GIVEN EXERCISE
Set down the material below word for word, excluding the pictures.

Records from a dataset
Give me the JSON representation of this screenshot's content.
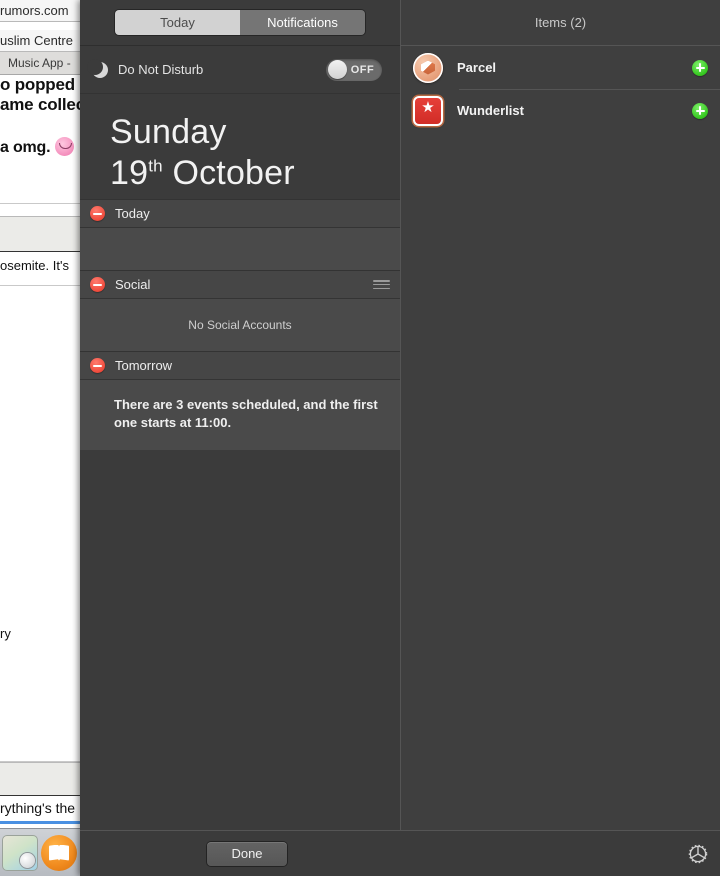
{
  "desktop": {
    "browser_lines": [
      "rumors.com",
      "uslim Centre",
      "Music App - ",
      "o popped bac",
      "ame collectio",
      "a omg. ",
      "osemite. It's",
      "ry",
      "rything's the"
    ],
    "dock_items": [
      "maps-icon",
      "ibooks-icon",
      "photo-booth-icon"
    ]
  },
  "notification_center": {
    "tabs": [
      {
        "label": "Today",
        "active": false
      },
      {
        "label": "Notifications",
        "active": true
      }
    ],
    "do_not_disturb": {
      "icon": "moon-icon",
      "label": "Do Not Disturb",
      "state": "OFF"
    },
    "date": {
      "weekday": "Sunday",
      "day": "19",
      "ordinal": "th",
      "month": "October"
    },
    "widgets": [
      {
        "title": "Today",
        "remove_icon": "minus-circle-icon",
        "has_grip": false,
        "body": ""
      },
      {
        "title": "Social",
        "remove_icon": "minus-circle-icon",
        "has_grip": true,
        "body": "No Social Accounts"
      },
      {
        "title": "Tomorrow",
        "remove_icon": "minus-circle-icon",
        "has_grip": false,
        "body": "There are 3 events scheduled, and the first one starts at 11:00."
      }
    ],
    "items_panel": {
      "header": "Items (2)",
      "items": [
        {
          "name": "Parcel",
          "icon": "parcel-app-icon",
          "add_icon": "plus-circle-icon"
        },
        {
          "name": "Wunderlist",
          "icon": "wunderlist-app-icon",
          "add_icon": "plus-circle-icon"
        }
      ]
    },
    "footer": {
      "done_label": "Done",
      "settings_icon": "gear-icon"
    }
  },
  "colors": {
    "panel_background": "#3b3b3b",
    "widget_body": "#4a4a4a",
    "accent_remove": "#ef4b3c",
    "accent_add": "#35c71f",
    "tab_active": "#757575",
    "tab_inactive": "#d2d2d2"
  }
}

TASK OUTPUT
Give me the JSON representation of this screenshot's content.
{
  "desktop": {
    "browser_lines": [
      "rumors.com",
      "uslim Centre",
      "Music App - ",
      "o popped bac",
      "ame collectio",
      "a omg. ",
      "osemite. It's",
      "ry",
      "rything's the"
    ],
    "dock_items": [
      "maps-icon",
      "ibooks-icon",
      "photo-booth-icon"
    ]
  },
  "notification_center": {
    "tabs": [
      {
        "label": "Today",
        "active": false
      },
      {
        "label": "Notifications",
        "active": true
      }
    ],
    "do_not_disturb": {
      "icon": "moon-icon",
      "label": "Do Not Disturb",
      "state": "OFF"
    },
    "date": {
      "weekday": "Sunday",
      "day": "19",
      "ordinal": "th",
      "month": "October"
    },
    "widgets": [
      {
        "title": "Today",
        "remove_icon": "minus-circle-icon",
        "has_grip": false,
        "body": ""
      },
      {
        "title": "Social",
        "remove_icon": "minus-circle-icon",
        "has_grip": true,
        "body": "No Social Accounts"
      },
      {
        "title": "Tomorrow",
        "remove_icon": "minus-circle-icon",
        "has_grip": false,
        "body": "There are 3 events scheduled, and the first one starts at 11:00."
      }
    ],
    "items_panel": {
      "header": "Items (2)",
      "items": [
        {
          "name": "Parcel",
          "icon": "parcel-app-icon",
          "add_icon": "plus-circle-icon"
        },
        {
          "name": "Wunderlist",
          "icon": "wunderlist-app-icon",
          "add_icon": "plus-circle-icon"
        }
      ]
    },
    "footer": {
      "done_label": "Done",
      "settings_icon": "gear-icon"
    }
  },
  "colors": {
    "panel_background": "#3b3b3b",
    "widget_body": "#4a4a4a",
    "accent_remove": "#ef4b3c",
    "accent_add": "#35c71f",
    "tab_active": "#757575",
    "tab_inactive": "#d2d2d2"
  }
}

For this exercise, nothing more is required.